▶ Document excerpt:

────────────────────────────────────────

Gone Girl at 10: Fifteen Minutes of Shame
1 - Ten Years Gone
At the time of Gone Girl's release, October 3, 2014, the battle of the sexes was all anyone could talk about. The movie starts as a mystery about a jerk who might have killed his wife, only to reveal that, actually, his wife faked her kidnapping to frame him. She's faked a rape before, and she does it again, spectacularly murdering an old boyfriend in the process, so she can return to her husband and save him so she can conceive a child with his sperm but not him to trap him in their marriage for good. It wasn't playing on tropes and types but weaponizing them, and when the moody fog of its poster cleared it wasn't obvious who had been left to bleed out.
Whether Gone Girl was a feminist revenge fantasy or validated misogynist fear of feminine wiles, or both or neither, was litigated in numerous think pieces at the time of release. It's been the subject of retrospectives as well, and though it is a perennially rich topic, it is not my primary interest. Like its big brother Fight Club, Gone Girl was in some ways too good at playing its ironic gender tropes straight, which led some men to really, really miss the point. But the ways that David Fincher's direction of Gillian Flynn's adaptation of her own 2012 novel sometimes tip the scales against the fairer sex—these complicate the movie but don't harsh it the way that e.g The Brood and True Lies radiate their directors' rancid divorced-guy energy.
But I digress. The gender issues don't fully tell the story of why Gone Girl ended up being David Fincher's highest-grossing film, and why it is still such a blast. The movie was a lifeline for me, a gay man, a decade ago, when I was trying to make sense of a recent breakup while still stuck living with my ex-boyfriend. This may well be its greatest legacy; its most-liked review on Letterboxd, over 17,000, simply states, "Whenever I think about getting back together with my ex, I watch this film. Works like a charm every time." Ten years on, the film's troubling and disputed points about men and women and marriage are not nearly so trenchant as the sick, cathartic power it holds for anyone who has been in a relationship that ended with the other person dead (to them).
2 - Goon/Gurl
Gone Girl is a funhouse mirror of the performances that couples do for each other, and what happens when they drop the act. Nick Dunne's (Ben Affleck) film-length bewilderment is tinged with an ugly, deep-seeded anger about "being picked apart by women," but it is a response to learning his spouse, 'Amazing' Amy (Rosamund Pike), is batshit insane. This is a universal experience. My old boyfriend of 2014, once affectionate, became cold and hostile overnight. To my knowledge he did not murder anybody, though he did kill a houseplant I was nursing just to spite me. Anyone who suddenly no longer recognizes their romantic partner—I'm thinking especially of divorcees left to raise the kids, who the other parent considers collateral damage if they consider them at all—they can relate to the predicament if not the sentiments of hapless Nick Dunne, just as much as those of his wife.

────────────────────────────────────────

Layout annotation records:
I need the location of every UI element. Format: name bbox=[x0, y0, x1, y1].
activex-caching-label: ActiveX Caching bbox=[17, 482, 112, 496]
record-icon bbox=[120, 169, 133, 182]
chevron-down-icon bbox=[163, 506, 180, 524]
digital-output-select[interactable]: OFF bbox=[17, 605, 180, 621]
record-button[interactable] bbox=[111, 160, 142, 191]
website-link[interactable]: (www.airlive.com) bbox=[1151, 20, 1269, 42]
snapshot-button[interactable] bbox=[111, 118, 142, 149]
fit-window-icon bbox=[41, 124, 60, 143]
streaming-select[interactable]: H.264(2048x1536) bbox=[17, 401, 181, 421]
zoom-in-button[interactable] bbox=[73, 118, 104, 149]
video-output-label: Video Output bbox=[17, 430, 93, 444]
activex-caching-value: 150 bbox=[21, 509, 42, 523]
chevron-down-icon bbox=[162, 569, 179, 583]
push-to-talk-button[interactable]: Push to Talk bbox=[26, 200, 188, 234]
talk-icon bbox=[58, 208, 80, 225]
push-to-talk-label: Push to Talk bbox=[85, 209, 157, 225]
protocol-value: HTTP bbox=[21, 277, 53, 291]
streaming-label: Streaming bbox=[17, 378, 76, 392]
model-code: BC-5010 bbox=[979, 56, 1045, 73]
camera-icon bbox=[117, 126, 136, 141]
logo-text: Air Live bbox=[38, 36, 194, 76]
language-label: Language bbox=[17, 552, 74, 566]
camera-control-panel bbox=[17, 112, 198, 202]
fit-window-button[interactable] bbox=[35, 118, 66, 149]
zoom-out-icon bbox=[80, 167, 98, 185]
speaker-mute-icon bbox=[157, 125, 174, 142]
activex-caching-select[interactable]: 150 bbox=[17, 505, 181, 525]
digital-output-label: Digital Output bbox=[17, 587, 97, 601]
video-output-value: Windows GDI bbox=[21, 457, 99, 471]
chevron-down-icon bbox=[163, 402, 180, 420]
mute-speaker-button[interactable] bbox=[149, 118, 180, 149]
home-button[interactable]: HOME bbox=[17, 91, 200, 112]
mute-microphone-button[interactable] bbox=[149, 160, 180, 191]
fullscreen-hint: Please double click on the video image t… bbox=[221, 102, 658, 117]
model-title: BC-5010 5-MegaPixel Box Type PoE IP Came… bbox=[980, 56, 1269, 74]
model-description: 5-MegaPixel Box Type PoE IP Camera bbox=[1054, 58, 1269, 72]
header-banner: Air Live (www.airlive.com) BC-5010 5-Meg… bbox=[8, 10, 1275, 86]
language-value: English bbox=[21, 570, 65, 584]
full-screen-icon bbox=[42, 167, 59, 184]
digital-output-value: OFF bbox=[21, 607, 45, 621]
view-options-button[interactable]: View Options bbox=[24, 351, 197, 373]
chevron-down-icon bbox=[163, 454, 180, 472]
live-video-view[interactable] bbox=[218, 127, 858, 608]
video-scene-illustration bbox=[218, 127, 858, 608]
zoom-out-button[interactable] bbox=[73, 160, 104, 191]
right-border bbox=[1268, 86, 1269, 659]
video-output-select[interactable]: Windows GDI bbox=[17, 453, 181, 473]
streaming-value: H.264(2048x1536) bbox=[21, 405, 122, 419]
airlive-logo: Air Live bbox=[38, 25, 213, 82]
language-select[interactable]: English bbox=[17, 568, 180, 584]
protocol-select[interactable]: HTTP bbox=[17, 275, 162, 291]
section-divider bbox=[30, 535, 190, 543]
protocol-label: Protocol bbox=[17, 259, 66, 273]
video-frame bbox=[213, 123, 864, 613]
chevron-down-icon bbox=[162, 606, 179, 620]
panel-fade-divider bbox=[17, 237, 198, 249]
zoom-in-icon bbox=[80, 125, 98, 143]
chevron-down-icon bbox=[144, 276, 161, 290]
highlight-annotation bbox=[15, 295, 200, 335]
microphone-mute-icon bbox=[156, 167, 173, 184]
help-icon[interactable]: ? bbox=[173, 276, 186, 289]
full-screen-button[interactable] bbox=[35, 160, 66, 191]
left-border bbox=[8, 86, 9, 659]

────────────────────────────────────────

▶ What is asked:
(1) Answer these questions using the Gone Girl essay above:
(a) On what date was Gone Girl released?
(b) How many likes does the film's most-liked review on Letterboxd have?
(c) Which actor plays Nick Dunne?
(2) Convert the entries, everything from the first entry down to the line that contains "605, 180, 621]", into a Markdown table with the columns n and Line, giving each line's number and its text.

▶ Solution set:
(1)
(a) October 3, 2014
(b) Over 17,000
(c) Ben Affleck

(2)
| n | Line |
|---|---|
| 1 | I need the location of every UI element. Format: name bbox=[x0, y0, x1, y1]. |
| 2 | activex-caching-label: ActiveX Caching bbox=[17, 482, 112, 496] |
| 3 | record-icon bbox=[120, 169, 133, 182] |
| 4 | chevron-down-icon bbox=[163, 506, 180, 524] |
| 5 | digital-output-select[interactable]: OFF bbox=[17, 605, 180, 621] |